# Apply what you read:
1. In the passage on the Piper oilfield below, what happened to the Piper Alpha platform in 1988, and what makes that event the world's deadliest oil platform disaster? Answer in one to three sentences.
2. Extend the passage on the Piper oilfield below with a few more sentences, picking up after its final sentence.
*** Passage Section Begins ***
Oilfield in the North Sea

The Piper oilfield is a substantial North Sea oilfield covering 30.1 km2. It lies roughly halfway between Aberdeen and Bergen, at the eastern end of the Moray Firth basin. Oil extracted from it is piped to Scotland, where it is stabilised at an oil plant on the island of Flotta, in the Orkney archipelago, while gas is shipped via the Frigg gas pipeline. In June 1975, the Piper Alpha oil platform was placed over the field in 144 metre of water, secured in place by 24 piles extending 144 metre beneath the seabed. The platform was designed for simultaneous drilling and production. Piper Alpha was the site of the world's deadliest oil platform disaster when it was destroyed by an explosion in 1988, with the loss of 167 lives. Piper Bravo was installed in 1992. Talisman Energy acquired a controlling interest in 2000.
*** Passage Section Ends ***
*** Data listing Section Begins ***
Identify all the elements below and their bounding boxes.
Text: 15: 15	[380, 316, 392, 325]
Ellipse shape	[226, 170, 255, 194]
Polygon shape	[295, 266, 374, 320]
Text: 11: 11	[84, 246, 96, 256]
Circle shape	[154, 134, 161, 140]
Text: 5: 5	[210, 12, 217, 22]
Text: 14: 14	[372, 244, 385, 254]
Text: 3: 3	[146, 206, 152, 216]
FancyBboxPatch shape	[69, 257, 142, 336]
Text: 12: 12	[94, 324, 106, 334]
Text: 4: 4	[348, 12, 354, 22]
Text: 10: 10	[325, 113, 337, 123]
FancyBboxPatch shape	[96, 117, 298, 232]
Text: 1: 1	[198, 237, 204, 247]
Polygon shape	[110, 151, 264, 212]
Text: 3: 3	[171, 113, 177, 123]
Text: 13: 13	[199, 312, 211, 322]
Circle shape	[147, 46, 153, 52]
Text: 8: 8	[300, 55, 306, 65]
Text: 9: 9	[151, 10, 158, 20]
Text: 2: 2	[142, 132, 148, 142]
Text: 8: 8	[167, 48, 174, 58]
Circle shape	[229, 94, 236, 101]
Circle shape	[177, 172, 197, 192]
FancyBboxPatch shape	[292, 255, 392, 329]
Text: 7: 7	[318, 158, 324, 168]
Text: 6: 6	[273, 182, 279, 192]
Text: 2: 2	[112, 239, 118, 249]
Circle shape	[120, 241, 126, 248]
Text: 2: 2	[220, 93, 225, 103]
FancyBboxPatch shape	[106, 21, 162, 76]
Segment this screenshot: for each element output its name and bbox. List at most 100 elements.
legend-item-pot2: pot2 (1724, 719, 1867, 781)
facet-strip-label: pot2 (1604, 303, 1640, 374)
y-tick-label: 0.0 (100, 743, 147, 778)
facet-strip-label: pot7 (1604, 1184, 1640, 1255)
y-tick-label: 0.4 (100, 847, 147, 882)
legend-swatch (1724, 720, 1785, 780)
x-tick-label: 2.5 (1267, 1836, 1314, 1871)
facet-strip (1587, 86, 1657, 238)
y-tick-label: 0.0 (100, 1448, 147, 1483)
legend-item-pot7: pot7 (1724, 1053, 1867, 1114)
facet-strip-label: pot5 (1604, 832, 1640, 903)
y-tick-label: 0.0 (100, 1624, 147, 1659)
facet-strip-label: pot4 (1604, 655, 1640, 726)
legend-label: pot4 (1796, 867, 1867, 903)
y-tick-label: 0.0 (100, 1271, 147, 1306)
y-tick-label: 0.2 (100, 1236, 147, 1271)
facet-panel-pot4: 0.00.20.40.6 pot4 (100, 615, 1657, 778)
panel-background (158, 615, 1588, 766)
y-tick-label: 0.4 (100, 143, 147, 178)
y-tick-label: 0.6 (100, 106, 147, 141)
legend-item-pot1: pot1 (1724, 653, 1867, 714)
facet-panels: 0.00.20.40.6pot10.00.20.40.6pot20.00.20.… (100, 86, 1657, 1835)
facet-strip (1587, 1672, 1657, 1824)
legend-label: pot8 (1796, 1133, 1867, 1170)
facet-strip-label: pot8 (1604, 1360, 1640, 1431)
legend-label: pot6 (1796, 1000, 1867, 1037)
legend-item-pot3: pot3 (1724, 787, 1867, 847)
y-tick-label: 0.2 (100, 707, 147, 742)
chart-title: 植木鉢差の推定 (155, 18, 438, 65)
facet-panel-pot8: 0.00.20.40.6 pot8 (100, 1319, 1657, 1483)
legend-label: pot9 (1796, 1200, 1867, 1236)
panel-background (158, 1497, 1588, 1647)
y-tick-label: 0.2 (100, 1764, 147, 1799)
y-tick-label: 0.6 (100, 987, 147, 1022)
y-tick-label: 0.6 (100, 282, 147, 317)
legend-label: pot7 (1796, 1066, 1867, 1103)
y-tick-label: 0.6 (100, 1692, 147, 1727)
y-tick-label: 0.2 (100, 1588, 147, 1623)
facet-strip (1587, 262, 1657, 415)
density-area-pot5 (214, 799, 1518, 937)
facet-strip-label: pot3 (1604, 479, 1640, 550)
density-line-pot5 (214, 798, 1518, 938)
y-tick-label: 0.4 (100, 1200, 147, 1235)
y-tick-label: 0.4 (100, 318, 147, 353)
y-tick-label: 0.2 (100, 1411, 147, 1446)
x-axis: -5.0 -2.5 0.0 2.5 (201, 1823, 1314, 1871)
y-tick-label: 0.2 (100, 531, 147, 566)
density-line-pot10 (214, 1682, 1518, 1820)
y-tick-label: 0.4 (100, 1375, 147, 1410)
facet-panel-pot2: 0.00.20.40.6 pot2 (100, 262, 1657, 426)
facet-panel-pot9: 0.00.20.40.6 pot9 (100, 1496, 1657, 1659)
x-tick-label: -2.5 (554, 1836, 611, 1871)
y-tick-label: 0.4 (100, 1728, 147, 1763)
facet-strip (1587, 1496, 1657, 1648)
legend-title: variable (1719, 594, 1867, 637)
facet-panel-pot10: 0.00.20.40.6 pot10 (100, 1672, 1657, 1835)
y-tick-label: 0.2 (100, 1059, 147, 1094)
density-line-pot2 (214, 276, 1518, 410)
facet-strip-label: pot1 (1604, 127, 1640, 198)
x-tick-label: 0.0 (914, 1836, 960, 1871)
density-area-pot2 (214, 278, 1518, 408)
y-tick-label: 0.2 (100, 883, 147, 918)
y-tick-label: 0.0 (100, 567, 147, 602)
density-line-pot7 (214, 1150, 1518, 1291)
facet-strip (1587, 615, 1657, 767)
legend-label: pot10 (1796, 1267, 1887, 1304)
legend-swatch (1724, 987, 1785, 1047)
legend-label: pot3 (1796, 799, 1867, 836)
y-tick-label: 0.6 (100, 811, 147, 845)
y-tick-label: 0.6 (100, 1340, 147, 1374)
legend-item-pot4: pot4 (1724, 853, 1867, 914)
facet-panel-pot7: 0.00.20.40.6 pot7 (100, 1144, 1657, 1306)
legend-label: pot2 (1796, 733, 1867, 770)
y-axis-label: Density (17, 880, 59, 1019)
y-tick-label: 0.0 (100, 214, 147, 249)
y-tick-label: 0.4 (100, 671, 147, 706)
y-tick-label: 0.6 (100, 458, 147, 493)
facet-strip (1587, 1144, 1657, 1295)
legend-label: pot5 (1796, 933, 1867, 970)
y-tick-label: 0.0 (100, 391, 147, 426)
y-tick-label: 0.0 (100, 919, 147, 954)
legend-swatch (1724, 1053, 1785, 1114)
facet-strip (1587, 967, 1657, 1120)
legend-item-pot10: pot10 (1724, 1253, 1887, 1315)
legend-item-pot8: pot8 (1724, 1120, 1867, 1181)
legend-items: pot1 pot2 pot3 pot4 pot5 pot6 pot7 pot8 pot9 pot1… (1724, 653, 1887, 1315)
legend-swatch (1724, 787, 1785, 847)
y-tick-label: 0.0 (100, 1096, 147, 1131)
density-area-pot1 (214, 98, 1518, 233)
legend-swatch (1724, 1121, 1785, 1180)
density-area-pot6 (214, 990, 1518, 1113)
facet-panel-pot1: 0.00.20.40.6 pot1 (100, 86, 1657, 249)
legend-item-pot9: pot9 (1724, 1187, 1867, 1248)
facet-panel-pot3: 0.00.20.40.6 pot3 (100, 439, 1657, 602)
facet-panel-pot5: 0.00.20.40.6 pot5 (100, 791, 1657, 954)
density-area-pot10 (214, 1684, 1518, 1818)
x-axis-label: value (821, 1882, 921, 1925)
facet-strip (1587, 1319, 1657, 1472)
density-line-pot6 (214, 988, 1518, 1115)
*** Data listing Section Ends ***
# Answers by task:
1. In 1988 an explosion destroyed the Piper Alpha platform. It ranks as the world's deadliest oil platform disaster because 167 lives were lost.

2.
Occidental Petroleum Corp., Getty Oil (Britain) Ltd., Thomson North Sea Ltd., and Allied Chemical (North Sea) Ltd., that later transformed into the OPCAL joint venture, obtained an oil exploration licence in 1972 and discovered the Piper oilfield in early 1973 after seismically mapping the area. Oil production started in 1976 with about 250000 oilbbl/d increasing to 300000 oilbbl/d. A gas recovery module was installed by 1980. Production declined to 125000 oilbbl/d by 1988. OPCAL built the Flotta oil terminal in the Orkney Islands to receive and process oil from the Piper, Claymore and Tartan fields, each with its own platform. A 30 in diameter main oil pipeline ran 128 mi from Piper Alpha to Flotta, with a short oil pipeline from the Claymore platform joining it some 20 mi to the west. The Tartan field also fed oil to Claymore and then onto the main line to Flotta. Separate 46 cm diameter gas pipelines run from Piper to the Tartan platform, and from Piper to the gas compressing platform MCP-01 some 30 mi to the northwest.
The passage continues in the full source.